_To be done_: Below is a listing; write it out exactly and drop any images from it.

_Exercise input_:
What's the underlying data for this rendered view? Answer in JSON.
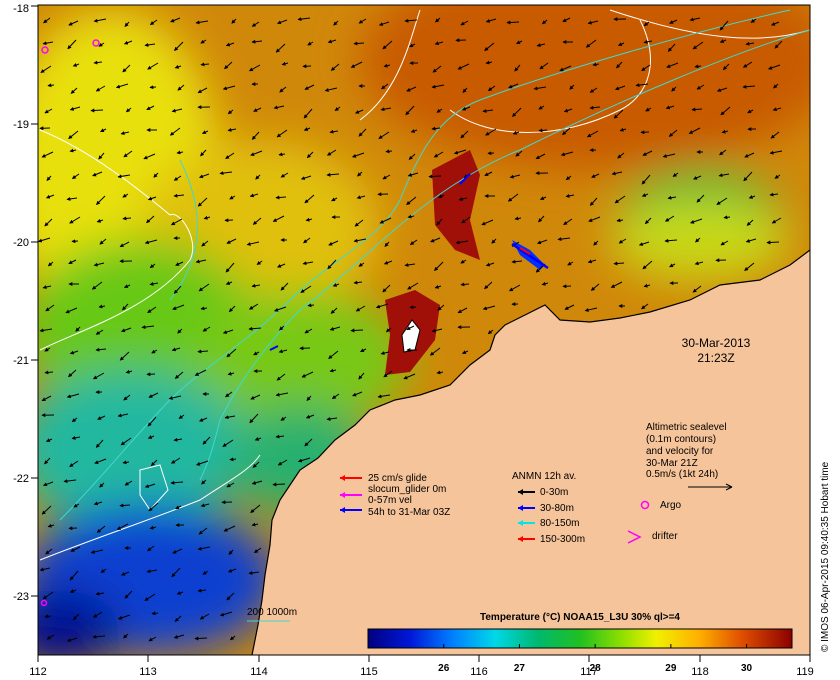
{
  "map": {
    "x_ticks": [
      "112",
      "113",
      "114",
      "115",
      "116",
      "117",
      "118",
      "119"
    ],
    "y_ticks": [
      "-18",
      "-19",
      "-20",
      "-21",
      "-22",
      "-23"
    ],
    "date_label": "30-Mar-2013",
    "time_label": "21:23Z",
    "side_caption": "© IMOS 06-Apr-2015 09:40:35 Hobart time"
  },
  "glider_legend": {
    "items": [
      {
        "label": "25 cm/s glide",
        "color": "#ff0000"
      },
      {
        "label": "slocum_glider 0m",
        "color": "#ff00ff"
      },
      {
        "label": "0-57m vel",
        "color": "#ff00ff"
      },
      {
        "label": "54h to 31-Mar 03Z",
        "color": "#0000ff"
      }
    ]
  },
  "anmn_legend": {
    "title": "ANMN 12h av.",
    "items": [
      {
        "label": "0-30m",
        "color": "#000000"
      },
      {
        "label": "30-80m",
        "color": "#0000ff"
      },
      {
        "label": "80-150m",
        "color": "#00e5e5"
      },
      {
        "label": "150-300m",
        "color": "#ff0000"
      }
    ]
  },
  "altimetry_note": {
    "lines": [
      "Altimetric sealevel",
      "(0.1m contours)",
      "and velocity for",
      "30-Mar 21Z",
      "0.5m/s (1kt 24h)"
    ]
  },
  "markers": {
    "argo_label": "Argo",
    "drifter_label": "drifter"
  },
  "isobath_label": "200  1000m",
  "colorbar": {
    "title": "Temperature (°C) NOAA15_L3U 30% ql>=4",
    "ticks": [
      "26",
      "27",
      "28",
      "29",
      "30"
    ],
    "min": 25.0,
    "max": 30.6
  },
  "colors": {
    "land": "#f6c49a",
    "isobath": "#40d8d0",
    "contour": "#ffffff"
  }
}
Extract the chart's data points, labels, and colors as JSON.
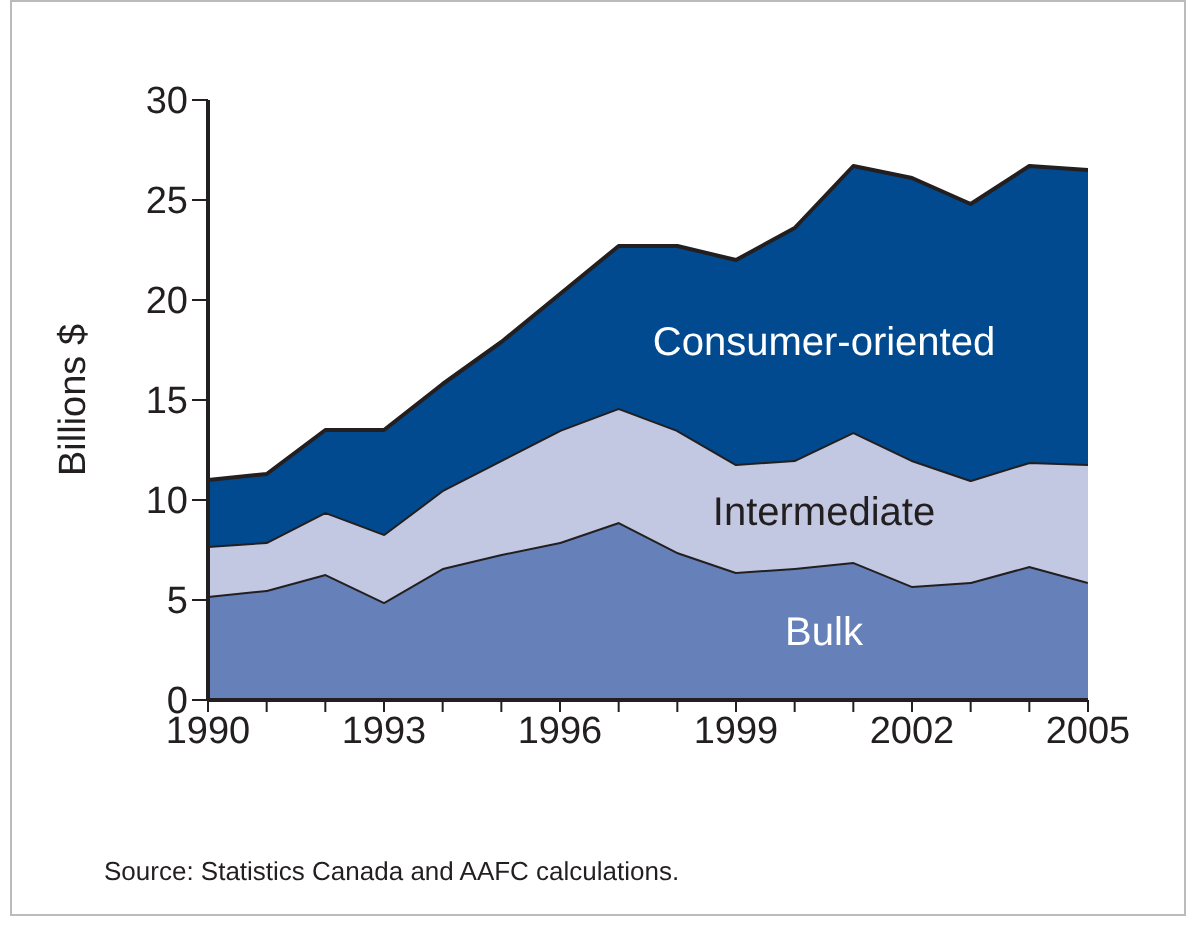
{
  "chart_data": {
    "type": "area",
    "stacked": true,
    "ylabel": "Billions $",
    "x": [
      1990,
      1991,
      1992,
      1993,
      1994,
      1995,
      1996,
      1997,
      1998,
      1999,
      2000,
      2001,
      2002,
      2003,
      2004,
      2005
    ],
    "series": [
      {
        "name": "Bulk",
        "color": "#6681b9",
        "values": [
          5.2,
          5.5,
          6.3,
          4.9,
          6.6,
          7.3,
          7.9,
          8.9,
          7.4,
          6.4,
          6.6,
          6.9,
          5.7,
          5.9,
          6.7,
          5.9
        ]
      },
      {
        "name": "Intermediate",
        "color": "#c2c8e2",
        "values": [
          2.5,
          2.4,
          3.1,
          3.4,
          3.9,
          4.7,
          5.6,
          5.7,
          6.1,
          5.4,
          5.4,
          6.5,
          6.3,
          5.1,
          5.2,
          5.9
        ]
      },
      {
        "name": "Consumer-oriented",
        "color": "#024a90",
        "values": [
          3.3,
          3.4,
          4.1,
          5.2,
          5.3,
          5.9,
          6.8,
          8.1,
          9.2,
          10.2,
          11.6,
          13.3,
          14.1,
          13.8,
          14.8,
          14.7
        ]
      }
    ],
    "xlim": [
      1990,
      2005
    ],
    "xticks": [
      1990,
      {
        "value": 1991,
        "label": null
      },
      {
        "value": 1992,
        "label": null
      },
      1993,
      {
        "value": 1994,
        "label": null
      },
      {
        "value": 1995,
        "label": null
      },
      1996,
      {
        "value": 1997,
        "label": null
      },
      {
        "value": 1998,
        "label": null
      },
      1999,
      {
        "value": 2000,
        "label": null
      },
      {
        "value": 2001,
        "label": null
      },
      2002,
      {
        "value": 2003,
        "label": null
      },
      {
        "value": 2004,
        "label": null
      },
      2005
    ],
    "ylim": [
      0,
      30
    ],
    "yticks": [
      0,
      5,
      10,
      15,
      20,
      25,
      30
    ],
    "annotations": [
      "Source: Statistics Canada and AAFC calculations."
    ]
  }
}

_Exercise answer_:
What's the underlying data for this rendered view? Answer in JSON.
{
  "map": {
    "x_ticks": [
      "112",
      "113",
      "114",
      "115",
      "116",
      "117",
      "118",
      "119"
    ],
    "y_ticks": [
      "-18",
      "-19",
      "-20",
      "-21",
      "-22",
      "-23"
    ],
    "date_label": "30-Mar-2013",
    "time_label": "21:23Z",
    "side_caption": "© IMOS 06-Apr-2015 09:40:35 Hobart time"
  },
  "glider_legend": {
    "items": [
      {
        "label": "25 cm/s glide",
        "color": "#ff0000"
      },
      {
        "label": "slocum_glider 0m",
        "color": "#ff00ff"
      },
      {
        "label": "0-57m vel",
        "color": "#ff00ff"
      },
      {
        "label": "54h to 31-Mar 03Z",
        "color": "#0000ff"
      }
    ]
  },
  "anmn_legend": {
    "title": "ANMN 12h av.",
    "items": [
      {
        "label": "0-30m",
        "color": "#000000"
      },
      {
        "label": "30-80m",
        "color": "#0000ff"
      },
      {
        "label": "80-150m",
        "color": "#00e5e5"
      },
      {
        "label": "150-300m",
        "color": "#ff0000"
      }
    ]
  },
  "altimetry_note": {
    "lines": [
      "Altimetric sealevel",
      "(0.1m contours)",
      "and velocity for",
      "30-Mar 21Z",
      "0.5m/s (1kt 24h)"
    ]
  },
  "markers": {
    "argo_label": "Argo",
    "drifter_label": "drifter"
  },
  "isobath_label": "200  1000m",
  "colorbar": {
    "title": "Temperature (°C) NOAA15_L3U 30% ql>=4",
    "ticks": [
      "26",
      "27",
      "28",
      "29",
      "30"
    ],
    "min": 25.0,
    "max": 30.6
  },
  "colors": {
    "land": "#f6c49a",
    "isobath": "#40d8d0",
    "contour": "#ffffff"
  }
}
Extract the chart's data points, labels, and colors as JSON.
{
  "chart_data": {
    "type": "area",
    "stacked": true,
    "ylabel": "Billions $",
    "x": [
      1990,
      1991,
      1992,
      1993,
      1994,
      1995,
      1996,
      1997,
      1998,
      1999,
      2000,
      2001,
      2002,
      2003,
      2004,
      2005
    ],
    "series": [
      {
        "name": "Bulk",
        "color": "#6681b9",
        "values": [
          5.2,
          5.5,
          6.3,
          4.9,
          6.6,
          7.3,
          7.9,
          8.9,
          7.4,
          6.4,
          6.6,
          6.9,
          5.7,
          5.9,
          6.7,
          5.9
        ]
      },
      {
        "name": "Intermediate",
        "color": "#c2c8e2",
        "values": [
          2.5,
          2.4,
          3.1,
          3.4,
          3.9,
          4.7,
          5.6,
          5.7,
          6.1,
          5.4,
          5.4,
          6.5,
          6.3,
          5.1,
          5.2,
          5.9
        ]
      },
      {
        "name": "Consumer-oriented",
        "color": "#024a90",
        "values": [
          3.3,
          3.4,
          4.1,
          5.2,
          5.3,
          5.9,
          6.8,
          8.1,
          9.2,
          10.2,
          11.6,
          13.3,
          14.1,
          13.8,
          14.8,
          14.7
        ]
      }
    ],
    "xlim": [
      1990,
      2005
    ],
    "xticks": [
      1990,
      {
        "value": 1991,
        "label": null
      },
      {
        "value": 1992,
        "label": null
      },
      1993,
      {
        "value": 1994,
        "label": null
      },
      {
        "value": 1995,
        "label": null
      },
      1996,
      {
        "value": 1997,
        "label": null
      },
      {
        "value": 1998,
        "label": null
      },
      1999,
      {
        "value": 2000,
        "label": null
      },
      {
        "value": 2001,
        "label": null
      },
      2002,
      {
        "value": 2003,
        "label": null
      },
      {
        "value": 2004,
        "label": null
      },
      2005
    ],
    "ylim": [
      0,
      30
    ],
    "yticks": [
      0,
      5,
      10,
      15,
      20,
      25,
      30
    ],
    "annotations": [
      "Source: Statistics Canada and AAFC calculations."
    ]
  }
}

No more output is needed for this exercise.